## EXERCISE DETAILS
Faithfully return all lines, omitting every embedded picture.

## SUPPLIED ENTRIES
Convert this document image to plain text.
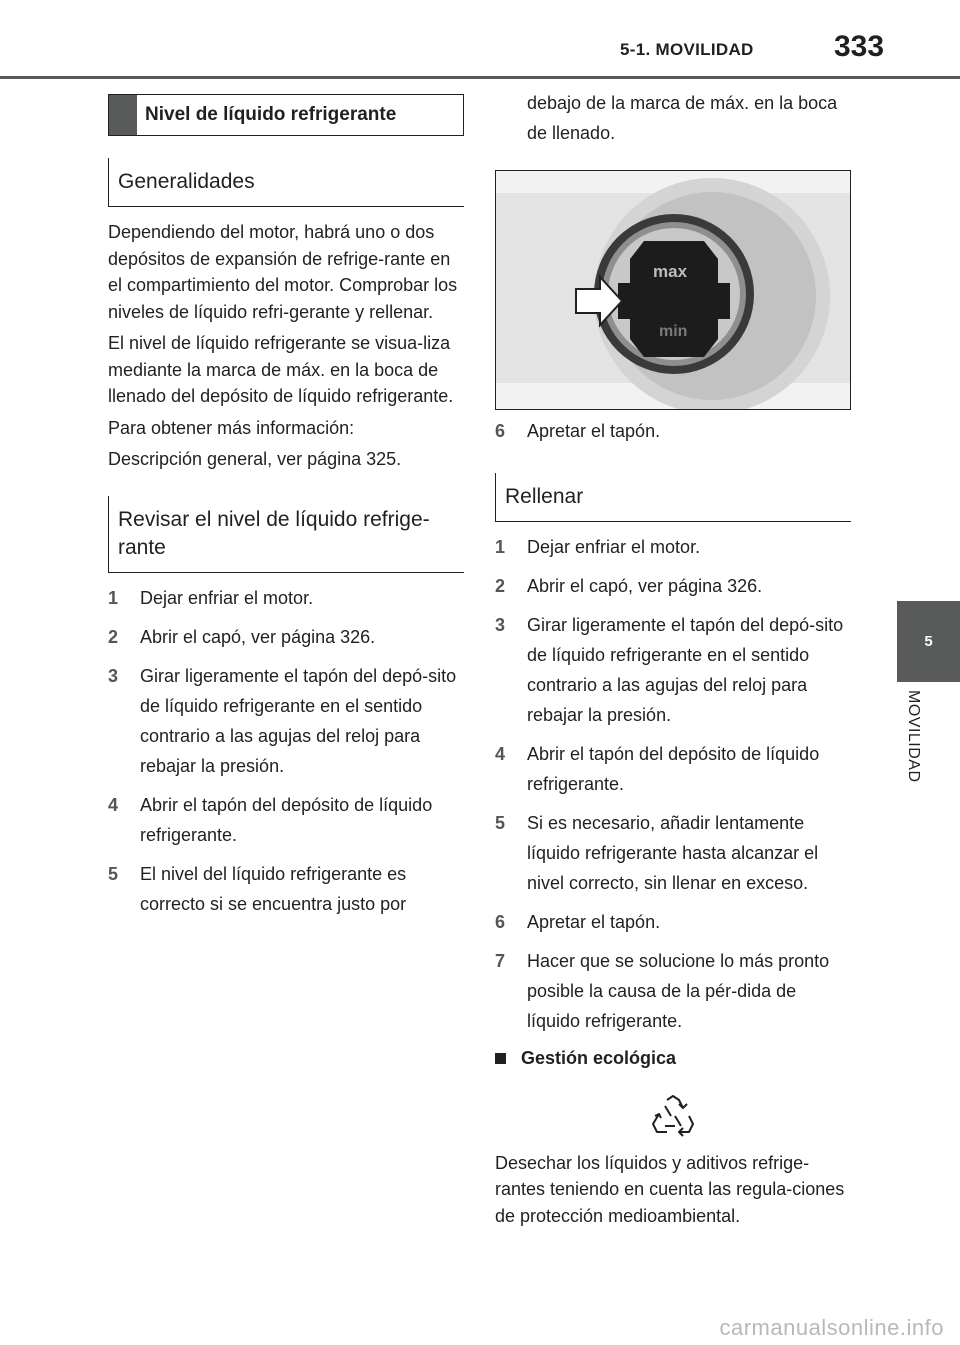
5-1. MOVILIDAD	333
5
MOVILIDAD
Nivel de líquido refrigerante
Generalidades

Dependiendo del motor, habrá uno o dos depósitos de expansión de refrige-rante en el compartimiento del motor. Comprobar los niveles de líquido refri-gerante y rellenar.

El nivel de líquido refrigerante se visua-liza mediante la marca de máx. en la boca de llenado del depósito de líquido refrigerante.

Para obtener más información:

Descripción general, ver página 325.

Revisar el nivel de líquido refrige-rante
1	Dejar enfriar el motor.
2	Abrir el capó, ver página 326.
3	Girar ligeramente el tapón del depó-sito de líquido refrigerante en el sentido contrario a las agujas del reloj para rebajar la presión.
4	Abrir el tapón del depósito de líquido refrigerante.
5	El nivel del líquido refrigerante es correcto si se encuentra justo por
debajo de la marca de máx. en la boca de llenado.
max
min
6	Apretar el tapón.
Rellenar
1	Dejar enfriar el motor.
2	Abrir el capó, ver página 326.
3	Girar ligeramente el tapón del depó-sito de líquido refrigerante en el sentido contrario a las agujas del reloj para rebajar la presión.
4	Abrir el tapón del depósito de líquido refrigerante.
5	Si es necesario, añadir lentamente líquido refrigerante hasta alcanzar el nivel correcto, sin llenar en exceso.
6	Apretar el tapón.
7	Hacer que se solucione lo más pronto posible la causa de la pér-dida de líquido refrigerante.
Gestión ecológica

Desechar los líquidos y aditivos refrige-rantes teniendo en cuenta las regula-ciones de protección medioambiental.

carmanualsonline.info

## REPLY TO THE TASK
Convert this document image to plain text.
5-1. MOVILIDAD	333
5
MOVILIDAD
Nivel de líquido refrigerante
Generalidades

Dependiendo del motor, habrá uno o dos depósitos de expansión de refrige-rante en el compartimiento del motor. Comprobar los niveles de líquido refri-gerante y rellenar.

El nivel de líquido refrigerante se visua-liza mediante la marca de máx. en la boca de llenado del depósito de líquido refrigerante.

Para obtener más información:

Descripción general, ver página 325.

Revisar el nivel de líquido refrige-rante
1	Dejar enfriar el motor.
2	Abrir el capó, ver página 326.
3	Girar ligeramente el tapón del depó-sito de líquido refrigerante en el sentido contrario a las agujas del reloj para rebajar la presión.
4	Abrir el tapón del depósito de líquido refrigerante.
5	El nivel del líquido refrigerante es correcto si se encuentra justo por
debajo de la marca de máx. en la boca de llenado.
max
min
6	Apretar el tapón.
Rellenar
1	Dejar enfriar el motor.
2	Abrir el capó, ver página 326.
3	Girar ligeramente el tapón del depó-sito de líquido refrigerante en el sentido contrario a las agujas del reloj para rebajar la presión.
4	Abrir el tapón del depósito de líquido refrigerante.
5	Si es necesario, añadir lentamente líquido refrigerante hasta alcanzar el nivel correcto, sin llenar en exceso.
6	Apretar el tapón.
7	Hacer que se solucione lo más pronto posible la causa de la pér-dida de líquido refrigerante.
Gestión ecológica

Desechar los líquidos y aditivos refrige-rantes teniendo en cuenta las regula-ciones de protección medioambiental.

carmanualsonline.info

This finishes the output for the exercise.